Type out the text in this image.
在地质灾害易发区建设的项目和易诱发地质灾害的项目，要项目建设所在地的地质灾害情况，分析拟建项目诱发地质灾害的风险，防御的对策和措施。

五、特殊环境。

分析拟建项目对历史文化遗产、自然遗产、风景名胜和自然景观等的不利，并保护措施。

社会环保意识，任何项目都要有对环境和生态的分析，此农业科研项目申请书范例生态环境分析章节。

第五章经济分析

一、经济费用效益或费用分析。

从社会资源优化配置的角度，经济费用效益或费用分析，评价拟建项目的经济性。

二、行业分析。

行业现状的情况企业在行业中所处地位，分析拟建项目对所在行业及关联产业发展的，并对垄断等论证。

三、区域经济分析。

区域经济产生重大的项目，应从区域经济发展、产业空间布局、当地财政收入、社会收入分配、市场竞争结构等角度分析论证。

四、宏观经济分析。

☆ ☆ ☆

Return every line exactly.

Type out the text in this image.
在地质灾害易发区建设的项目和易诱发地质灾害的项目，要项目建设所在地的地质灾害情况，分析拟建项目诱发地质灾害的风险，防御的对策和措施。

五、特殊环境。

分析拟建项目对历史文化遗产、自然遗产、风景名胜和自然景观等的不利，并保护措施。

社会环保意识，任何项目都要有对环境和生态的分析，此农业科研项目申请书范例生态环境分析章节。

第五章经济分析

一、经济费用效益或费用分析。

从社会资源优化配置的角度，经济费用效益或费用分析，评价拟建项目的经济性。

二、行业分析。

行业现状的情况企业在行业中所处地位，分析拟建项目对所在行业及关联产业发展的，并对垄断等论证。

三、区域经济分析。

区域经济产生重大的项目，应从区域经济发展、产业空间布局、当地财政收入、社会收入分配、市场竞争结构等角度分析论证。

四、宏观经济分析。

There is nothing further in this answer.